**MATERIAL PROVIDED**
# # # # #
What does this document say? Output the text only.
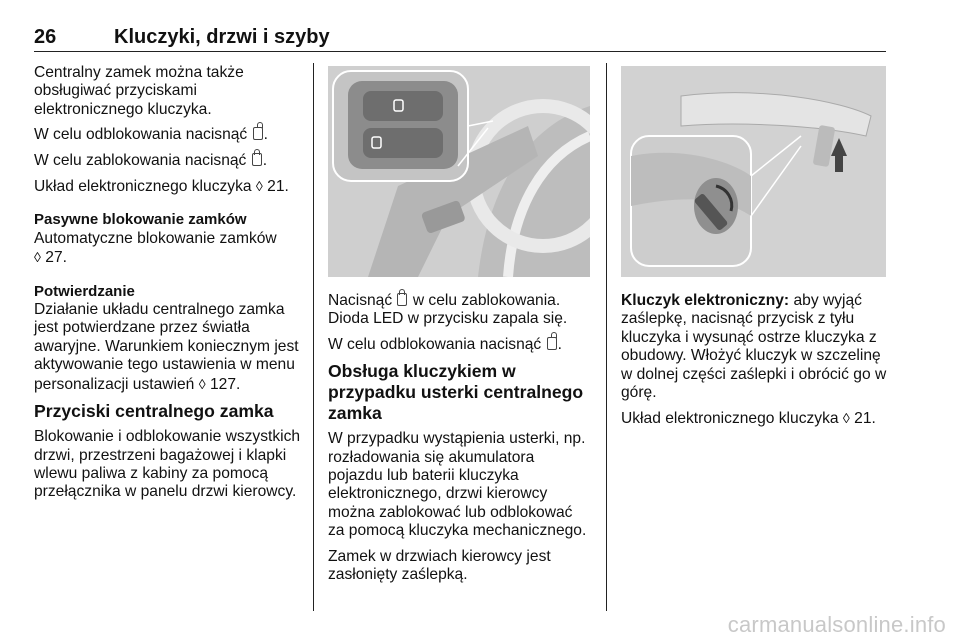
26	Kluczyki, drzwi i szyby

Centralny zamek można także obsługiwać przyciskami elektronicznego kluczyka.

W celu odblokowania nacisnąć .

W celu zablokowania nacisnąć .

Układ elektronicznego kluczyka ◊ 21.

Pasywne blokowanie zamków

Automatyczne blokowanie zamków
◊ 27.

Potwierdzanie

Działanie układu centralnego zamka jest potwierdzane przez światła awaryjne. Warunkiem koniecznym jest aktywowanie tego ustawienia w menu personalizacji ustawień ◊ 127.

Przyciski centralnego zamka

Blokowanie i odblokowanie wszystkich drzwi, przestrzeni bagażowej i klapki wlewu paliwa z kabiny za pomocą przełącznika w panelu drzwi kierowcy.

Nacisnąć w celu zablokowania. Dioda LED w przycisku zapala się.

W celu odblokowania nacisnąć .

Obsługa kluczykiem w przypadku usterki centralnego zamka

W przypadku wystąpienia usterki, np. rozładowania się akumulatora pojazdu lub baterii kluczyka elektronicznego, drzwi kierowcy można zablokować lub odblokować za pomocą kluczyka mechanicznego.

Zamek w drzwiach kierowcy jest zasłonięty zaślepką.

Kluczyk elektroniczny: aby wyjąć zaślepkę, nacisnąć przycisk z tyłu kluczyka i wysunąć ostrze kluczyka z obudowy. Włożyć kluczyk w szczelinę w dolnej części zaślepki i obrócić go w górę.

Układ elektronicznego kluczyka ◊ 21.

carmanualsonline.info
# # # # #
**SHORT PROBLEM**
Write the records out again in full, exactly, and skip every picture.

**THE OUTPUT**
What does this document say? Output the text only.
26	Kluczyki, drzwi i szyby

Centralny zamek można także obsługiwać przyciskami elektronicznego kluczyka.

W celu odblokowania nacisnąć .

W celu zablokowania nacisnąć .

Układ elektronicznego kluczyka ◊ 21.

Pasywne blokowanie zamków

Automatyczne blokowanie zamków
◊ 27.

Potwierdzanie

Działanie układu centralnego zamka jest potwierdzane przez światła awaryjne. Warunkiem koniecznym jest aktywowanie tego ustawienia w menu personalizacji ustawień ◊ 127.

Przyciski centralnego zamka

Blokowanie i odblokowanie wszystkich drzwi, przestrzeni bagażowej i klapki wlewu paliwa z kabiny za pomocą przełącznika w panelu drzwi kierowcy.

Nacisnąć w celu zablokowania. Dioda LED w przycisku zapala się.

W celu odblokowania nacisnąć .

Obsługa kluczykiem w przypadku usterki centralnego zamka

W przypadku wystąpienia usterki, np. rozładowania się akumulatora pojazdu lub baterii kluczyka elektronicznego, drzwi kierowcy można zablokować lub odblokować za pomocą kluczyka mechanicznego.

Zamek w drzwiach kierowcy jest zasłonięty zaślepką.

Kluczyk elektroniczny: aby wyjąć zaślepkę, nacisnąć przycisk z tyłu kluczyka i wysunąć ostrze kluczyka z obudowy. Włożyć kluczyk w szczelinę w dolnej części zaślepki i obrócić go w górę.

Układ elektronicznego kluczyka ◊ 21.

carmanualsonline.info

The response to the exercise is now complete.